## Фрагмент текста
****
От слов к телу
Шрифт:
Среди этой молодежи был и Твардовский.
Да, он увидел вскоре (хотя отнюдь не сразу) жесткость и жестокость преобразований. Но ведь крестьянский быт с детства противостоял сантиментам — постоянно резали живность, чтобы поддержать существование семьи, причем и ту, к которой ребенок привыкал, жил с ней в доме — как, например, с новорожденным теленком.
Он, несомненно, как и многие крестьяне и горожане, сначала просто не мог представить себе размаха происходящего. В отсутствие статистики и информации люди не знали а) масштаба — все плохое казалось единичным, б) деталей государственной жестокости. По крестьянской наивности Твардовский верил, видимо, в «перегибы» на местах. Верил, что Сталин этого не хочет и должной информации не имеет.
Живя уже в Смоленске, он с опозданием узнал, что всю его семью «раскулачили» и выслали на север — на Урал. Это тут же сказалось и на нем, уже полностью сосредоточенном на поэзии (еще далекой от настоящих результатов) и главное — глубоко верящем в свой дар. Письмо Твардовского Ан. Тарасенкову от 31 января 1931 года полно отчаяния:
Толя! Я добит до ручки. Был у секретаря обкома, он расследовал дело насчет обложения хозяйства моих родителей и —
Мне предложили признать это и отказаться от родителей, и тогда мне не будет препон в жизни.
АПП же [Ассоциация пролетарских писателей], несмотря ни на какие признания (а я признал и отказался), хочет, страшно хочет меня исключать.
Скажи ты мне ради Бога, неужели это мой конец. Скажи. Поддержи. Почему я один должен верить, что я, несмотря ни на какие штуки, буду, должен быть пролетарским поэтом? [797]
797
Несгоревшие письма: А. Т. Твардовский и М. И. Твардовская пишут А. К. Тарасенкову в 1930–1935 гг. Смоленск, 2006. С. 21–22.
****
## Исходные данные
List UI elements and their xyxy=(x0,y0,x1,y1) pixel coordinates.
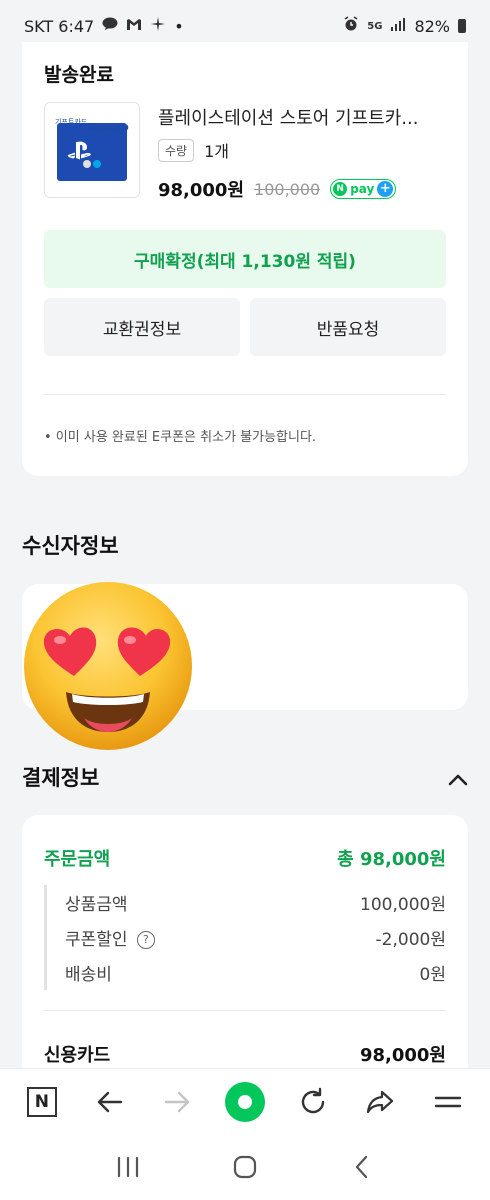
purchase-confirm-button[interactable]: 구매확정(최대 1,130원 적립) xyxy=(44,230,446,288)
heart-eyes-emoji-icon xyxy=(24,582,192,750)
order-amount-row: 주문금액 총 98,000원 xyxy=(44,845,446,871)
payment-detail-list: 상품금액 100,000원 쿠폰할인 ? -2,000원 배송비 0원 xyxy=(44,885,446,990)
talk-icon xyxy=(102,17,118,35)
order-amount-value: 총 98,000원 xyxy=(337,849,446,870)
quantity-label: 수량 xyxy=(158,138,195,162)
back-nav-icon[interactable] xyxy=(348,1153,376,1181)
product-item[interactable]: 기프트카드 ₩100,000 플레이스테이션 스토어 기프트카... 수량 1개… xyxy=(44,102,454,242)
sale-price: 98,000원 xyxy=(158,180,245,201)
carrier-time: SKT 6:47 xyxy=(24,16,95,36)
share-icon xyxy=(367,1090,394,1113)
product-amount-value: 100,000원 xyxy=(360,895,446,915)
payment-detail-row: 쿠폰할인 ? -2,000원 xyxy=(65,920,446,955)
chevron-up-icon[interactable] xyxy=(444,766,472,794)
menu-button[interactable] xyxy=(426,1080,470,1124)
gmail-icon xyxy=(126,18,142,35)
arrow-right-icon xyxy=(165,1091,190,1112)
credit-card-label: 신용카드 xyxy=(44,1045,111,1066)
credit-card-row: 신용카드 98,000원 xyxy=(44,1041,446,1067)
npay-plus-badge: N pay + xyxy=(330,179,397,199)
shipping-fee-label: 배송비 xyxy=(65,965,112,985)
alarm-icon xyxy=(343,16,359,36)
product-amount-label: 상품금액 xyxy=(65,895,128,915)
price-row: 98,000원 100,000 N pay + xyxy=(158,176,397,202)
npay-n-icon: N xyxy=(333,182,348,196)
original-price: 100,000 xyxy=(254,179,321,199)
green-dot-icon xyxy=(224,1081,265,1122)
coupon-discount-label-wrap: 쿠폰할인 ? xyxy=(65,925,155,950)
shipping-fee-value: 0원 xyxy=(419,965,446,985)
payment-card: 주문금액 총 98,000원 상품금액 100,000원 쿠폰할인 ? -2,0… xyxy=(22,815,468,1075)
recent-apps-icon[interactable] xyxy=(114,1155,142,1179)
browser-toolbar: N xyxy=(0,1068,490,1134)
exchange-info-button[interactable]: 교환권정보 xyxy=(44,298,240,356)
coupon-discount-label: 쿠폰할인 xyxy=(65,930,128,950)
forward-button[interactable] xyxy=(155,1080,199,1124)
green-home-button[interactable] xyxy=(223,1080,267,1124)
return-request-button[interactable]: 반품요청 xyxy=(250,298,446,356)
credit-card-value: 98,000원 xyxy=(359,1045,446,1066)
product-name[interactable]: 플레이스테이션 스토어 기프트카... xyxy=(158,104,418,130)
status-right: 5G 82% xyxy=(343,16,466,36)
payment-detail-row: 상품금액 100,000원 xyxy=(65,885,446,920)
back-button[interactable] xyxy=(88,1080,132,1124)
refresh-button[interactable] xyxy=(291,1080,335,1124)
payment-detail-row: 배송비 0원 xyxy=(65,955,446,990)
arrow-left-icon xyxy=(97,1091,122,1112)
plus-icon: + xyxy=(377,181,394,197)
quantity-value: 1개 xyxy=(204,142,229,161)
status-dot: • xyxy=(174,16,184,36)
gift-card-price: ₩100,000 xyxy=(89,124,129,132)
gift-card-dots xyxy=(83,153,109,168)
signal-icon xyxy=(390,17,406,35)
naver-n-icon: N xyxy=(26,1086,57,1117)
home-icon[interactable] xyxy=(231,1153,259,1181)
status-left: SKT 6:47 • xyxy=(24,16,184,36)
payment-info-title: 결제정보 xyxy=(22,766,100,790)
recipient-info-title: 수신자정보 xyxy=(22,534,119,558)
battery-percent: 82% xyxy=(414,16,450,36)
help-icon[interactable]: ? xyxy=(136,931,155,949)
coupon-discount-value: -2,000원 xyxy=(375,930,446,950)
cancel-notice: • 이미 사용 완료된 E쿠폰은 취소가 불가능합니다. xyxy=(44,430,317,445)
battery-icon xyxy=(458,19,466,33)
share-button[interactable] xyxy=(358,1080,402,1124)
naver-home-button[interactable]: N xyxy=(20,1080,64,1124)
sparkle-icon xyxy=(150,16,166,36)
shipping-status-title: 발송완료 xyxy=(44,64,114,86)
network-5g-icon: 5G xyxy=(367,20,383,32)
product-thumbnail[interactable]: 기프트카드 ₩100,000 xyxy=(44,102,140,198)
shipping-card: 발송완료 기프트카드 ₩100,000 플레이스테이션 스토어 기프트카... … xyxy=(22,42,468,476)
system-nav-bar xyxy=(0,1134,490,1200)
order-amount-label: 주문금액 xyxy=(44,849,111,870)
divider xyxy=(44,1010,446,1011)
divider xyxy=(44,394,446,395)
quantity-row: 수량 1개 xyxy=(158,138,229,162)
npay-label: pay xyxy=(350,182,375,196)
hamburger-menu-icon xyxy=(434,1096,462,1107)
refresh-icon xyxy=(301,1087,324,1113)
****
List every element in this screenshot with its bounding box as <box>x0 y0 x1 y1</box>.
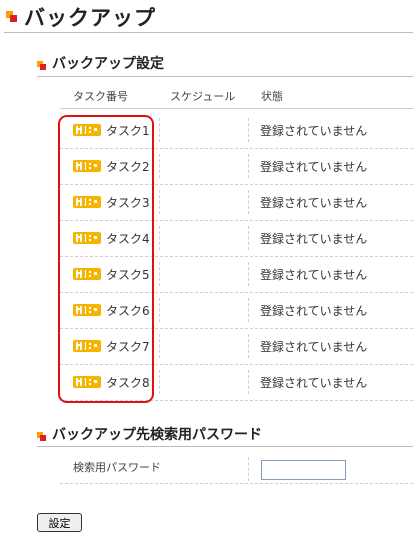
****
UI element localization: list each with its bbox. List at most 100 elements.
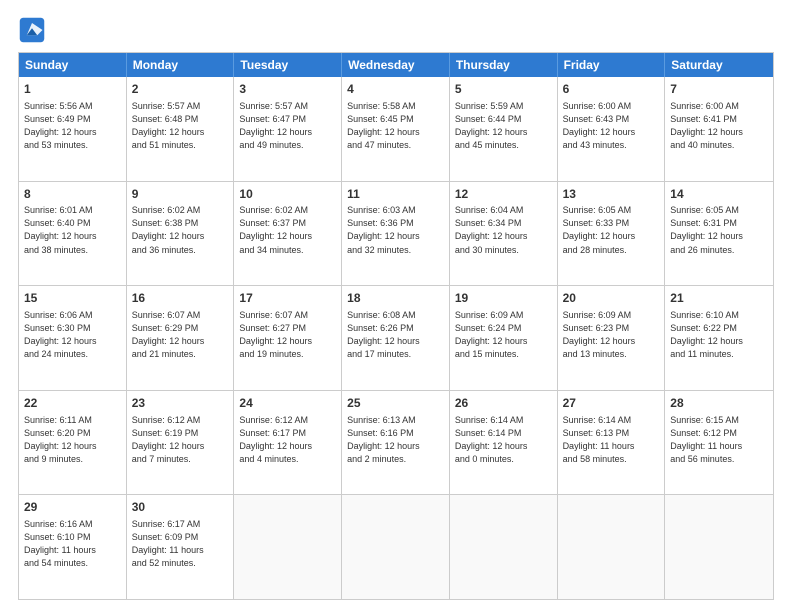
****
## Задание
Ответьте на вопросы по фрагменту о Твардовском:
1. Куда выслали семью Твардовского?
2. Какой датой помечено письмо Твардовского Ан. Тарасенкову?
3. От кого Твардовскому предложили отказаться?

## Выполненное задание
1. На север, на Урал.
2. 31 января 1931 года.
3. От родителей.